Reproduce every record below exactly as it appears.

___ Records for the exercise

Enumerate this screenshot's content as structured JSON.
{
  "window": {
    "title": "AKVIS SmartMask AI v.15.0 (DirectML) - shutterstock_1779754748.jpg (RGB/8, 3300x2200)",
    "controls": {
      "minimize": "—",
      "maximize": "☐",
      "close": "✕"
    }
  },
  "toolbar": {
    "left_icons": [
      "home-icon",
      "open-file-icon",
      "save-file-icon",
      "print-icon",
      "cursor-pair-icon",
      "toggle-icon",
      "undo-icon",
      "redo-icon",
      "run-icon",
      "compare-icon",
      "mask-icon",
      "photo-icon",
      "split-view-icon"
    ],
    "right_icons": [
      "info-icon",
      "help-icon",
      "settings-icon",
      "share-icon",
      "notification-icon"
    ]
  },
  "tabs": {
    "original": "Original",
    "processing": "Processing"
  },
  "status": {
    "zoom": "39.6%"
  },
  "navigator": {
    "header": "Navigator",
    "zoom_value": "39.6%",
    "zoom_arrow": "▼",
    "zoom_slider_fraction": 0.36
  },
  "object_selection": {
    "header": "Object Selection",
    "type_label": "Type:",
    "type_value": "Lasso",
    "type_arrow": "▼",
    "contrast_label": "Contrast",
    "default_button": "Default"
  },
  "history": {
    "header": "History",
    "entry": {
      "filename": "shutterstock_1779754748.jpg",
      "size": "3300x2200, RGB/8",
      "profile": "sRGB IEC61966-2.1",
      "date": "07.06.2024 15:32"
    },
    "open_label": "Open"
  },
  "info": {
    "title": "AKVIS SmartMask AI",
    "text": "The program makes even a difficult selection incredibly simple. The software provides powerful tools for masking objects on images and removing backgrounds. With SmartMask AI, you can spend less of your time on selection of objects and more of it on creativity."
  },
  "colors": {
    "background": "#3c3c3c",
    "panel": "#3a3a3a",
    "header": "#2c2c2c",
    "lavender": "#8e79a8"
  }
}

______

▶ _The reply_
Enumerate this screenshot's content as structured JSON.
{
  "window": {
    "title": "AKVIS SmartMask AI v.15.0 (DirectML) - shutterstock_1779754748.jpg (RGB/8, 3300x2200)",
    "controls": {
      "minimize": "—",
      "maximize": "☐",
      "close": "✕"
    }
  },
  "toolbar": {
    "left_icons": [
      "home-icon",
      "open-file-icon",
      "save-file-icon",
      "print-icon",
      "cursor-pair-icon",
      "toggle-icon",
      "undo-icon",
      "redo-icon",
      "run-icon",
      "compare-icon",
      "mask-icon",
      "photo-icon",
      "split-view-icon"
    ],
    "right_icons": [
      "info-icon",
      "help-icon",
      "settings-icon",
      "share-icon",
      "notification-icon"
    ]
  },
  "tabs": {
    "original": "Original",
    "processing": "Processing"
  },
  "status": {
    "zoom": "39.6%"
  },
  "navigator": {
    "header": "Navigator",
    "zoom_value": "39.6%",
    "zoom_arrow": "▼",
    "zoom_slider_fraction": 0.36
  },
  "object_selection": {
    "header": "Object Selection",
    "type_label": "Type:",
    "type_value": "Lasso",
    "type_arrow": "▼",
    "contrast_label": "Contrast",
    "default_button": "Default"
  },
  "history": {
    "header": "History",
    "entry": {
      "filename": "shutterstock_1779754748.jpg",
      "size": "3300x2200, RGB/8",
      "profile": "sRGB IEC61966-2.1",
      "date": "07.06.2024 15:32"
    },
    "open_label": "Open"
  },
  "info": {
    "title": "AKVIS SmartMask AI",
    "text": "The program makes even a difficult selection incredibly simple. The software provides powerful tools for masking objects on images and removing backgrounds. With SmartMask AI, you can spend less of your time on selection of objects and more of it on creativity."
  },
  "colors": {
    "background": "#3c3c3c",
    "panel": "#3a3a3a",
    "header": "#2c2c2c",
    "lavender": "#8e79a8"
  }
}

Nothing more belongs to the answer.